**Problem details**: Repeat each entry as written, dropping any picture you find.

**Listed records**:
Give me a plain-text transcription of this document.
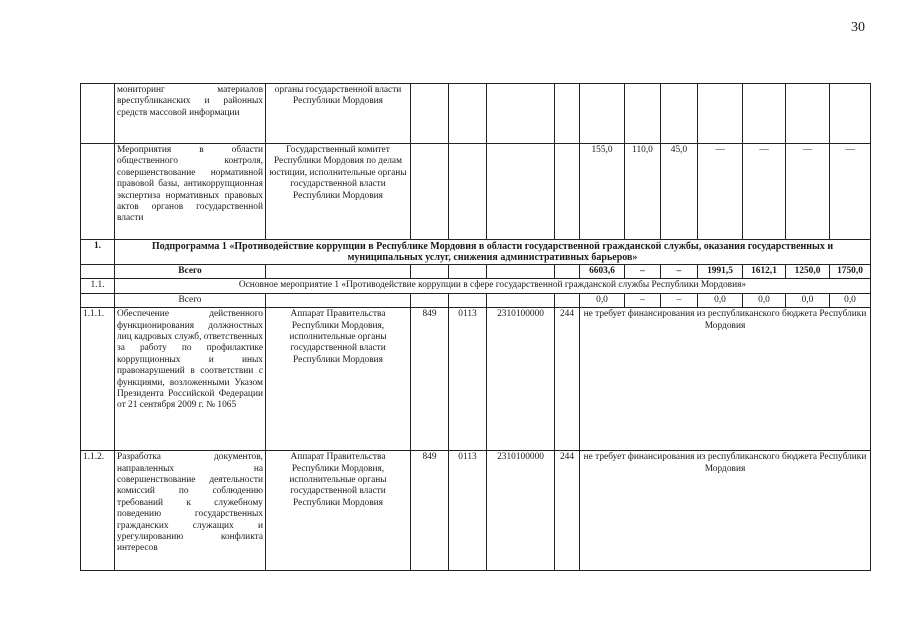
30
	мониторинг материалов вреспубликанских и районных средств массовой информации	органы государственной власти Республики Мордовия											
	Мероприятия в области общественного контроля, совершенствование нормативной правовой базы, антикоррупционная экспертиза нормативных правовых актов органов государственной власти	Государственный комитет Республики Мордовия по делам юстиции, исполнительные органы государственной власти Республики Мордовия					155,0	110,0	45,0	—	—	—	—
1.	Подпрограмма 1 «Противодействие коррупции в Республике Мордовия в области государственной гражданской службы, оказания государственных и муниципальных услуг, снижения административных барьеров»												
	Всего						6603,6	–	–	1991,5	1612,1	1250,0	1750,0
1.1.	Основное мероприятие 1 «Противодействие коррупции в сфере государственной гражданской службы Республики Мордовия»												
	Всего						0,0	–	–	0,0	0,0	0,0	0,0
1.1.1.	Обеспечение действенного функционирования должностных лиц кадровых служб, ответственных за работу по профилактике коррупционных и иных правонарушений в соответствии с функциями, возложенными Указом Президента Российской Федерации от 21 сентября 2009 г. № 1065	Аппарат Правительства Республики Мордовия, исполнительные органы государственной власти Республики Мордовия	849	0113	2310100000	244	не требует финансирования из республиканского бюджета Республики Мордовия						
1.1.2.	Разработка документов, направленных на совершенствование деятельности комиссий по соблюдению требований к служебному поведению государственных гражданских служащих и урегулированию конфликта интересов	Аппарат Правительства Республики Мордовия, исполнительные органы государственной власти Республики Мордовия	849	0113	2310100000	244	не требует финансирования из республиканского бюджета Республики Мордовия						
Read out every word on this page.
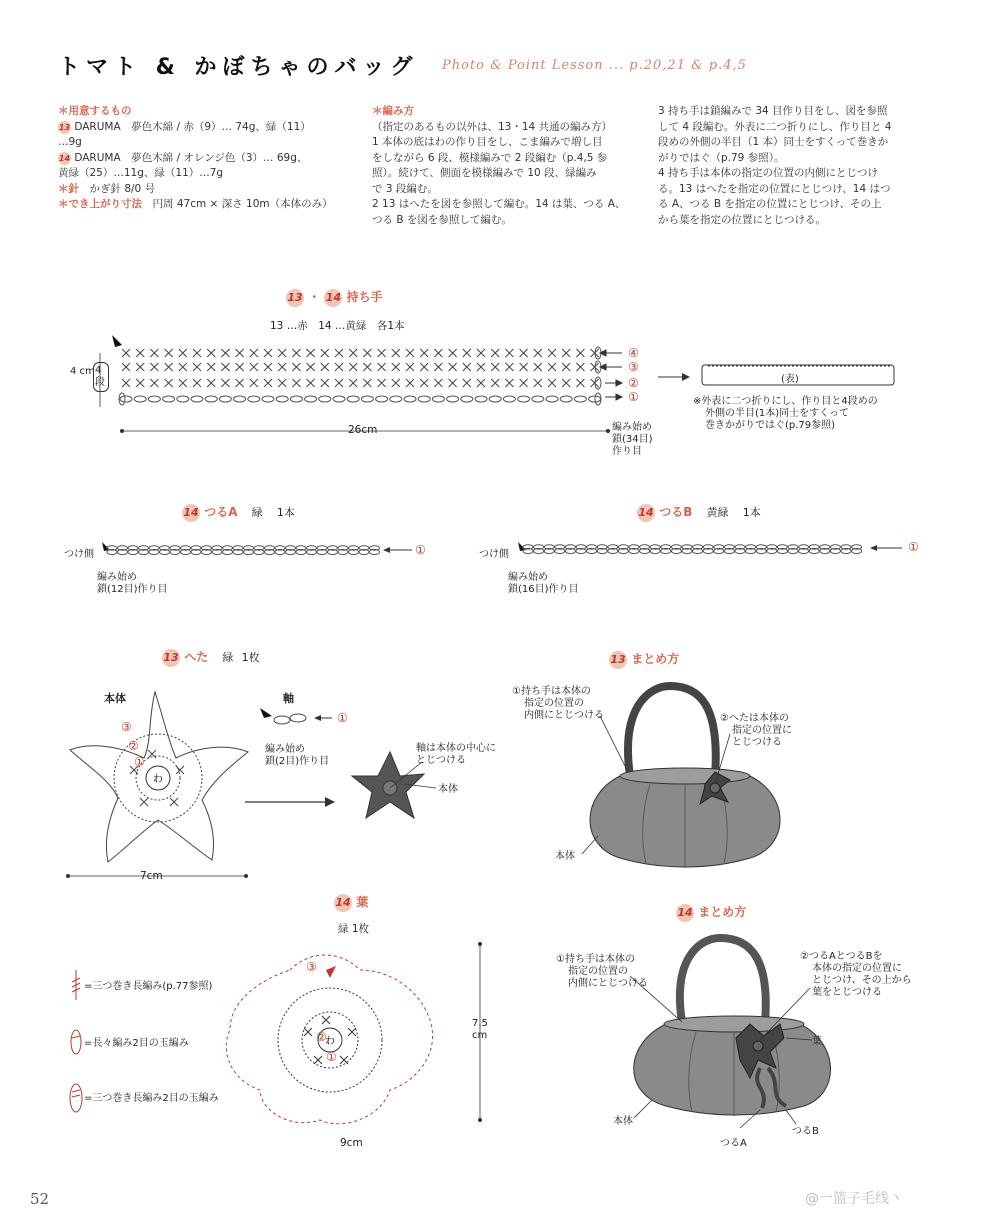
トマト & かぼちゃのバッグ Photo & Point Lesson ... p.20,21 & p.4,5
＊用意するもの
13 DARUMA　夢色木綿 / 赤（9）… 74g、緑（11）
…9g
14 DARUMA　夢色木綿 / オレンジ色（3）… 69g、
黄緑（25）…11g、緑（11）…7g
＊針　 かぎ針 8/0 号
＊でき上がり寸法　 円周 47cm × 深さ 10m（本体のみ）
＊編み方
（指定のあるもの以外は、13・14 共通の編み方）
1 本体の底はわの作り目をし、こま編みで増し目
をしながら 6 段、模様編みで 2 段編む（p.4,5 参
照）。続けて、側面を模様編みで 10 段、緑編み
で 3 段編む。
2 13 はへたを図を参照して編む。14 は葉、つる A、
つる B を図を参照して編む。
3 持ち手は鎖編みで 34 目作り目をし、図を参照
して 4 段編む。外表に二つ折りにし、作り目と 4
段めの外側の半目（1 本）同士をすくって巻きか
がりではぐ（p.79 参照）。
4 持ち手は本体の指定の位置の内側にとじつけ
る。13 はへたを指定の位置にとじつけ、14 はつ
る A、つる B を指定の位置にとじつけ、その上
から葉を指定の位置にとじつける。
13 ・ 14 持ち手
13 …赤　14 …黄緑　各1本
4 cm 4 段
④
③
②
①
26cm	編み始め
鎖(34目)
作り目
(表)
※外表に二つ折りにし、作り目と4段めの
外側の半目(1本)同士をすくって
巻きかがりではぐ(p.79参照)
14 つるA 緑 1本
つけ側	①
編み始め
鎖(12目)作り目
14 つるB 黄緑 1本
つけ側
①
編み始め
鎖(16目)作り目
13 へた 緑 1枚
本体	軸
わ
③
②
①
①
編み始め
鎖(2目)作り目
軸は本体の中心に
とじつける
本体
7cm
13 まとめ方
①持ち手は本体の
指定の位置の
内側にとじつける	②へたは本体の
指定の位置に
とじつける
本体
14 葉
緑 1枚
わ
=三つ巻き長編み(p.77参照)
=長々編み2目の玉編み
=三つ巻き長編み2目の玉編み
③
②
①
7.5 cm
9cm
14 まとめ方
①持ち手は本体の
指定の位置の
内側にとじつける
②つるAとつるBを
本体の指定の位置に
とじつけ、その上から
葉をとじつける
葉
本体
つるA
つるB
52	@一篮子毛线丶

**Answer**:
Give me a plain-text transcription of this document.
30
	мониторинг материалов вреспубликанских и районных средств массовой информации	органы государственной власти Республики Мордовия											
	Мероприятия в области общественного контроля, совершенствование нормативной правовой базы, антикоррупционная экспертиза нормативных правовых актов органов государственной власти	Государственный комитет Республики Мордовия по делам юстиции, исполнительные органы государственной власти Республики Мордовия					155,0	110,0	45,0	—	—	—	—
1.	Подпрограмма 1 «Противодействие коррупции в Республике Мордовия в области государственной гражданской службы, оказания государственных и муниципальных услуг, снижения административных барьеров»												
	Всего						6603,6	–	–	1991,5	1612,1	1250,0	1750,0
1.1.	Основное мероприятие 1 «Противодействие коррупции в сфере государственной гражданской службы Республики Мордовия»												
	Всего						0,0	–	–	0,0	0,0	0,0	0,0
1.1.1.	Обеспечение действенного функционирования должностных лиц кадровых служб, ответственных за работу по профилактике коррупционных и иных правонарушений в соответствии с функциями, возложенными Указом Президента Российской Федерации от 21 сентября 2009 г. № 1065	Аппарат Правительства Республики Мордовия, исполнительные органы государственной власти Республики Мордовия	849	0113	2310100000	244	не требует финансирования из республиканского бюджета Республики Мордовия						
1.1.2.	Разработка документов, направленных на совершенствование деятельности комиссий по соблюдению требований к служебному поведению государственных гражданских служащих и урегулированию конфликта интересов	Аппарат Правительства Республики Мордовия, исполнительные органы государственной власти Республики Мордовия	849	0113	2310100000	244	не требует финансирования из республиканского бюджета Республики Мордовия						
Read out every word on this page.
トマト & かぼちゃのバッグ Photo & Point Lesson ... p.20,21 & p.4,5
＊用意するもの
13 DARUMA　夢色木綿 / 赤（9）… 74g、緑（11）
…9g
14 DARUMA　夢色木綿 / オレンジ色（3）… 69g、
黄緑（25）…11g、緑（11）…7g
＊針　 かぎ針 8/0 号
＊でき上がり寸法　 円周 47cm × 深さ 10m（本体のみ）
＊編み方
（指定のあるもの以外は、13・14 共通の編み方）
1 本体の底はわの作り目をし、こま編みで増し目
をしながら 6 段、模様編みで 2 段編む（p.4,5 参
照）。続けて、側面を模様編みで 10 段、緑編み
で 3 段編む。
2 13 はへたを図を参照して編む。14 は葉、つる A、
つる B を図を参照して編む。
3 持ち手は鎖編みで 34 目作り目をし、図を参照
して 4 段編む。外表に二つ折りにし、作り目と 4
段めの外側の半目（1 本）同士をすくって巻きか
がりではぐ（p.79 参照）。
4 持ち手は本体の指定の位置の内側にとじつけ
る。13 はへたを指定の位置にとじつけ、14 はつ
る A、つる B を指定の位置にとじつけ、その上
から葉を指定の位置にとじつける。
13 ・ 14 持ち手
13 …赤　14 …黄緑　各1本
4 cm 4 段
④
③
②
①
26cm	編み始め
鎖(34目)
作り目
(表)
※外表に二つ折りにし、作り目と4段めの
外側の半目(1本)同士をすくって
巻きかがりではぐ(p.79参照)
14 つるA 緑 1本
つけ側	①
編み始め
鎖(12目)作り目
14 つるB 黄緑 1本
つけ側
①
編み始め
鎖(16目)作り目
13 へた 緑 1枚
本体	軸
わ
③
②
①
①
編み始め
鎖(2目)作り目
軸は本体の中心に
とじつける
本体
7cm
13 まとめ方
①持ち手は本体の
指定の位置の
内側にとじつける	②へたは本体の
指定の位置に
とじつける
本体
14 葉
緑 1枚
わ
=三つ巻き長編み(p.77参照)
=長々編み2目の玉編み
=三つ巻き長編み2目の玉編み
③
②
①
7.5 cm
9cm
14 まとめ方
①持ち手は本体の
指定の位置の
内側にとじつける
②つるAとつるBを
本体の指定の位置に
とじつけ、その上から
葉をとじつける
葉
本体
つるA
つるB
52	@一篮子毛线丶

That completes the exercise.